§ **TASK DETAILS**
Working through the entries below, find how many lines include "Adults", then write only that number.
═══ EXERCISE MATERIALS ═══
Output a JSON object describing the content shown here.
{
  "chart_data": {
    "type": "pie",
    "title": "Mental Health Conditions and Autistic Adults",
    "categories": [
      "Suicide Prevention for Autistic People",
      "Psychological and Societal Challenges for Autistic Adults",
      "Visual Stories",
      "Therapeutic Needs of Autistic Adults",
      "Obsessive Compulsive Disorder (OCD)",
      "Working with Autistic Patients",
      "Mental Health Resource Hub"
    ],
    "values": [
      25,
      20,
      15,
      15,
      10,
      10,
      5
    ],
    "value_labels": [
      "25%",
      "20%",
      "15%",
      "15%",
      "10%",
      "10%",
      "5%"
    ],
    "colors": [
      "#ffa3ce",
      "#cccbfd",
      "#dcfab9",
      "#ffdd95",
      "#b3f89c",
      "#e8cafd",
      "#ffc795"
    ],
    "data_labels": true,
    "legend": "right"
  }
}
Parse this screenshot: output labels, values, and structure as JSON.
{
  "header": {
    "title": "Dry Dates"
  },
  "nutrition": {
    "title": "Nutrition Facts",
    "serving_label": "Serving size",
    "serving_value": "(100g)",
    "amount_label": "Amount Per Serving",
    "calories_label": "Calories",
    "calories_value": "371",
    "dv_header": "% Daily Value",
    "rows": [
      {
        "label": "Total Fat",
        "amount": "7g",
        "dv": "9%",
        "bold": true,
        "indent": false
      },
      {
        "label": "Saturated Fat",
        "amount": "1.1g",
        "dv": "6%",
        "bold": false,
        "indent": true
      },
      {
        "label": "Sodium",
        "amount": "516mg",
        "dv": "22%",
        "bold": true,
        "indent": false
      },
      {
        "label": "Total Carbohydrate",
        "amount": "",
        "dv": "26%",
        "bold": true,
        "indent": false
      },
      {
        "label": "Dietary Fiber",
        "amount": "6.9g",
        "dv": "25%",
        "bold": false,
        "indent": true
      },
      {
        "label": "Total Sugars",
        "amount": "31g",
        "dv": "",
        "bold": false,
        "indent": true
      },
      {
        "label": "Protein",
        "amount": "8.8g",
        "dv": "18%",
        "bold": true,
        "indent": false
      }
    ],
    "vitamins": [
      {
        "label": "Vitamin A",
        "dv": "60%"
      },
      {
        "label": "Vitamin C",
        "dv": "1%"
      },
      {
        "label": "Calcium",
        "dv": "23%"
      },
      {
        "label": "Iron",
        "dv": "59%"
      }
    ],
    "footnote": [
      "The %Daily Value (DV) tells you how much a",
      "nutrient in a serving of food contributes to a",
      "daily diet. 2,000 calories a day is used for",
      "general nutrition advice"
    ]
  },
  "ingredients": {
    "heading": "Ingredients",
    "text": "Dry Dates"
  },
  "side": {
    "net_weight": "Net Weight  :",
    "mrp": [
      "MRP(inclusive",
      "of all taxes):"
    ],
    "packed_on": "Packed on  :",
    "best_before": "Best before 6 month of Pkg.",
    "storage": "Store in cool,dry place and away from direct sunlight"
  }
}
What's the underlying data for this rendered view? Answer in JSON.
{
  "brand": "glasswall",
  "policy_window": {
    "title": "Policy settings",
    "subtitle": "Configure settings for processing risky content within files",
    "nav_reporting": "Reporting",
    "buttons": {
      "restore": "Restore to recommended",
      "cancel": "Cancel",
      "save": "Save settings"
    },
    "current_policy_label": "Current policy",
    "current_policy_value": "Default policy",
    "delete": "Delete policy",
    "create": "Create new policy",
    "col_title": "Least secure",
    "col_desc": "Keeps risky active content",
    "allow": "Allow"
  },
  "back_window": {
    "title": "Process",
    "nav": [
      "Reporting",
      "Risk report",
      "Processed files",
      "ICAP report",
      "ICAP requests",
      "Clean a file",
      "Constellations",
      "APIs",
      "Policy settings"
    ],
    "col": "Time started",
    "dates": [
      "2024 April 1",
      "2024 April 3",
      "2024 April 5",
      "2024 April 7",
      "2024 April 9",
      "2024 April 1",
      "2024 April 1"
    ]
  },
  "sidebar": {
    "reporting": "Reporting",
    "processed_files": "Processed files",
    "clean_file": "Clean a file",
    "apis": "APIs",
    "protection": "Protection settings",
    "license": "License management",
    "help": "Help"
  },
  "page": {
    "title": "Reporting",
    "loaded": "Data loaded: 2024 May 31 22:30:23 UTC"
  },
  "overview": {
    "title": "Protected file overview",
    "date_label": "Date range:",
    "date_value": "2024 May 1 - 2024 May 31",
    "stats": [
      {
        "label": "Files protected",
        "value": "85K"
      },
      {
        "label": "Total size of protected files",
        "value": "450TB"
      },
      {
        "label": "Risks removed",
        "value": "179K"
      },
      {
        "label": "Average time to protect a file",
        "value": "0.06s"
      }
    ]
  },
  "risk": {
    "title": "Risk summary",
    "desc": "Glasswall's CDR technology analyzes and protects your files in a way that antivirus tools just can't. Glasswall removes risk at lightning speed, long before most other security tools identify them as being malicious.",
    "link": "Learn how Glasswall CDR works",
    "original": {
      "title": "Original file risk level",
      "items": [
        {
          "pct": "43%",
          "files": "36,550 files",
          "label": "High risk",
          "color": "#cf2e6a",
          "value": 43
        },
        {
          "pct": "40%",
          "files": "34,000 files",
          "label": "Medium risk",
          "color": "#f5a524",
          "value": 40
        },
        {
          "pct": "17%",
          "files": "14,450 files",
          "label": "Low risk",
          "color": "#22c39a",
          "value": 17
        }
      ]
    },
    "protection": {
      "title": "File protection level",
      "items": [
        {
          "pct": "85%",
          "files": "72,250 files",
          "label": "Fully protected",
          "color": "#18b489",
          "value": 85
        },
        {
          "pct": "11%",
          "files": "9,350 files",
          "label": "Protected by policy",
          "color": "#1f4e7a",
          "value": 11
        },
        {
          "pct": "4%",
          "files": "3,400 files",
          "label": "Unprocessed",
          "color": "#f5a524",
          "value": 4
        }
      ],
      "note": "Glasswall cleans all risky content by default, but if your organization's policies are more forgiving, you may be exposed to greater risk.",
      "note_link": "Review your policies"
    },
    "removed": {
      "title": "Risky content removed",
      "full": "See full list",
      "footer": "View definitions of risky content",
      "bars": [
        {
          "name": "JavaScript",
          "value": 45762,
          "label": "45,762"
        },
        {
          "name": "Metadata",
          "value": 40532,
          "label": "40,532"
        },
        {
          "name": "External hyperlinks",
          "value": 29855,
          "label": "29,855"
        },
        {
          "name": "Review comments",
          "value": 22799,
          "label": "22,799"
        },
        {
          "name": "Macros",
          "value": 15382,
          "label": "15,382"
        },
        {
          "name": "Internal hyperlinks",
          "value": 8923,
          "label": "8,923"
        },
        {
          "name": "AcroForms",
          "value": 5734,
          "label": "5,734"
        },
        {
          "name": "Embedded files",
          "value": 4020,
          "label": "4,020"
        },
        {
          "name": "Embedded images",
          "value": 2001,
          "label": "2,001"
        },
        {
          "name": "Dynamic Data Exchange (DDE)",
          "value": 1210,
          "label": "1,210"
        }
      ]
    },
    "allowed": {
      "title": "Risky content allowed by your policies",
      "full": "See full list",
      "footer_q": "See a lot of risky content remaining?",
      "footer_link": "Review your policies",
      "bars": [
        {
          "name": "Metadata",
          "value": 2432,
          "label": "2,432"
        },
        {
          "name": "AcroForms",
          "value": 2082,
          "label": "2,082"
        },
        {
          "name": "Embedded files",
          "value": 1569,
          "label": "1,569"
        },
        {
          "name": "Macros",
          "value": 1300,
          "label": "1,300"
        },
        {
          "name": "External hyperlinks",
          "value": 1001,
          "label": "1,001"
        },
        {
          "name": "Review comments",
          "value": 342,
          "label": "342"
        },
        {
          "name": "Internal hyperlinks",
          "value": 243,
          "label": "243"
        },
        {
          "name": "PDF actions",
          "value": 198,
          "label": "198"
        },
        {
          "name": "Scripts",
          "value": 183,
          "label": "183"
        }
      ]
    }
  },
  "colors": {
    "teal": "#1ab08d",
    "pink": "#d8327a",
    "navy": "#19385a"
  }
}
═══
§ **EXPECTED OUTPUT**
3